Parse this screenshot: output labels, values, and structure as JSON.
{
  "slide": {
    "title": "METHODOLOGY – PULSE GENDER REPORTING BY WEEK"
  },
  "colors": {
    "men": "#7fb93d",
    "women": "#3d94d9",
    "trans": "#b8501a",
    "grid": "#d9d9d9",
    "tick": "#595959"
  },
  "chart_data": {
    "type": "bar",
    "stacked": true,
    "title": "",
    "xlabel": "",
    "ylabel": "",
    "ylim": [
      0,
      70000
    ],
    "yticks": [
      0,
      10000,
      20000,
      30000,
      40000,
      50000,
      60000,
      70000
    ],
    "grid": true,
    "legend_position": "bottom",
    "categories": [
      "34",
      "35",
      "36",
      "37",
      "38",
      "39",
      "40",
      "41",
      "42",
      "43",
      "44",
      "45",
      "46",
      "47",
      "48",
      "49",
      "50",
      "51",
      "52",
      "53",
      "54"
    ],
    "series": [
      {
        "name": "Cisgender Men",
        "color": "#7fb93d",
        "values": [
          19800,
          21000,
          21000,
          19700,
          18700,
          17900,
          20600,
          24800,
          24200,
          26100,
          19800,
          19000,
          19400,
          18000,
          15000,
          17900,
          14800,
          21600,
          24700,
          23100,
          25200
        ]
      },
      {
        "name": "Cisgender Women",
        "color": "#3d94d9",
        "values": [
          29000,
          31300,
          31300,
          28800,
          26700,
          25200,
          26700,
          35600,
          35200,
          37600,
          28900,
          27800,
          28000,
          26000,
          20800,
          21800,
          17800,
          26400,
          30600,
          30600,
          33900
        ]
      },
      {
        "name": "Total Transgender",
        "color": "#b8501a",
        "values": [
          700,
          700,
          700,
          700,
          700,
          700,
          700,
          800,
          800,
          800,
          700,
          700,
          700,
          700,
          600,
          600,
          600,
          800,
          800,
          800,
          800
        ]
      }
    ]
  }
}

### [What is needed]
Reproduce each record exactly, leaving nothing out.

### [Complete response]
Parse this screenshot: output labels, values, and structure as JSON.
{
  "slide": {
    "title": "METHODOLOGY – PULSE GENDER REPORTING BY WEEK"
  },
  "colors": {
    "men": "#7fb93d",
    "women": "#3d94d9",
    "trans": "#b8501a",
    "grid": "#d9d9d9",
    "tick": "#595959"
  },
  "chart_data": {
    "type": "bar",
    "stacked": true,
    "title": "",
    "xlabel": "",
    "ylabel": "",
    "ylim": [
      0,
      70000
    ],
    "yticks": [
      0,
      10000,
      20000,
      30000,
      40000,
      50000,
      60000,
      70000
    ],
    "grid": true,
    "legend_position": "bottom",
    "categories": [
      "34",
      "35",
      "36",
      "37",
      "38",
      "39",
      "40",
      "41",
      "42",
      "43",
      "44",
      "45",
      "46",
      "47",
      "48",
      "49",
      "50",
      "51",
      "52",
      "53",
      "54"
    ],
    "series": [
      {
        "name": "Cisgender Men",
        "color": "#7fb93d",
        "values": [
          19800,
          21000,
          21000,
          19700,
          18700,
          17900,
          20600,
          24800,
          24200,
          26100,
          19800,
          19000,
          19400,
          18000,
          15000,
          17900,
          14800,
          21600,
          24700,
          23100,
          25200
        ]
      },
      {
        "name": "Cisgender Women",
        "color": "#3d94d9",
        "values": [
          29000,
          31300,
          31300,
          28800,
          26700,
          25200,
          26700,
          35600,
          35200,
          37600,
          28900,
          27800,
          28000,
          26000,
          20800,
          21800,
          17800,
          26400,
          30600,
          30600,
          33900
        ]
      },
      {
        "name": "Total Transgender",
        "color": "#b8501a",
        "values": [
          700,
          700,
          700,
          700,
          700,
          700,
          700,
          800,
          800,
          800,
          700,
          700,
          700,
          700,
          600,
          600,
          600,
          800,
          800,
          800,
          800
        ]
      }
    ]
  }
}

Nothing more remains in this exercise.